GIVEN EXERCISE: Repeat, exactly and completely, the entries shown underneath.
►
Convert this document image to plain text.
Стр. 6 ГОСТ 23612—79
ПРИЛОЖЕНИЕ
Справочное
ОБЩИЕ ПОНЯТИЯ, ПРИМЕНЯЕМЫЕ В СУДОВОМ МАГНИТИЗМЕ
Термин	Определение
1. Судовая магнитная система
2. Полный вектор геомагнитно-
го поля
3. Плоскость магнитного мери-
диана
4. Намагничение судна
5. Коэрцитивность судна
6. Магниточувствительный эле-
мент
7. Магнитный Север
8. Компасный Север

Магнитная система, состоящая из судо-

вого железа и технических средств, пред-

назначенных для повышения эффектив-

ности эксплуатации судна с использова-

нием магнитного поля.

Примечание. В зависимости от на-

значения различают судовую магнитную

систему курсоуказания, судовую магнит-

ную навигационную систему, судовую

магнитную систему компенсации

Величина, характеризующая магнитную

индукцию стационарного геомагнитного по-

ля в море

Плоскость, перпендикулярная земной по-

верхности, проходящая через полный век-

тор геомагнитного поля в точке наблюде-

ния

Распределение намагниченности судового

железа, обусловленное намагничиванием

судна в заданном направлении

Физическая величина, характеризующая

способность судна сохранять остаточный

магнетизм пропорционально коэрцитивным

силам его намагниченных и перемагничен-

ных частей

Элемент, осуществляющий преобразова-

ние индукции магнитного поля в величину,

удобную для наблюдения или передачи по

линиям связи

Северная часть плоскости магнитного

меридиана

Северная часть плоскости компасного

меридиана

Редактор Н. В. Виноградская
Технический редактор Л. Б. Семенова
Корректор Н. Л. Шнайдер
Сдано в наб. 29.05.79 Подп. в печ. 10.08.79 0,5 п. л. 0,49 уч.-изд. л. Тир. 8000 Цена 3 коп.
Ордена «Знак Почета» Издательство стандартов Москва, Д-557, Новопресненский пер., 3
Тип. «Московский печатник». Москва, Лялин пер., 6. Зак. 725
◄
ANSWER FOR THE TASK:
Convert this document image to plain text.
Стр. 6 ГОСТ 23612—79
ПРИЛОЖЕНИЕ
Справочное
ОБЩИЕ ПОНЯТИЯ, ПРИМЕНЯЕМЫЕ В СУДОВОМ МАГНИТИЗМЕ
Термин	Определение
1. Судовая магнитная система
2. Полный вектор геомагнитно-
го поля
3. Плоскость магнитного мери-
диана
4. Намагничение судна
5. Коэрцитивность судна
6. Магниточувствительный эле-
мент
7. Магнитный Север
8. Компасный Север

Магнитная система, состоящая из судо-

вого железа и технических средств, пред-

назначенных для повышения эффектив-

ности эксплуатации судна с использова-

нием магнитного поля.

Примечание. В зависимости от на-

значения различают судовую магнитную

систему курсоуказания, судовую магнит-

ную навигационную систему, судовую

магнитную систему компенсации

Величина, характеризующая магнитную

индукцию стационарного геомагнитного по-

ля в море

Плоскость, перпендикулярная земной по-

верхности, проходящая через полный век-

тор геомагнитного поля в точке наблюде-

ния

Распределение намагниченности судового

железа, обусловленное намагничиванием

судна в заданном направлении

Физическая величина, характеризующая

способность судна сохранять остаточный

магнетизм пропорционально коэрцитивным

силам его намагниченных и перемагничен-

ных частей

Элемент, осуществляющий преобразова-

ние индукции магнитного поля в величину,

удобную для наблюдения или передачи по

линиям связи

Северная часть плоскости магнитного

меридиана

Северная часть плоскости компасного

меридиана

Редактор Н. В. Виноградская
Технический редактор Л. Б. Семенова
Корректор Н. Л. Шнайдер
Сдано в наб. 29.05.79 Подп. в печ. 10.08.79 0,5 п. л. 0,49 уч.-изд. л. Тир. 8000 Цена 3 коп.
Ордена «Знак Почета» Издательство стандартов Москва, Д-557, Новопресненский пер., 3
Тип. «Московский печатник». Москва, Лялин пер., 6. Зак. 725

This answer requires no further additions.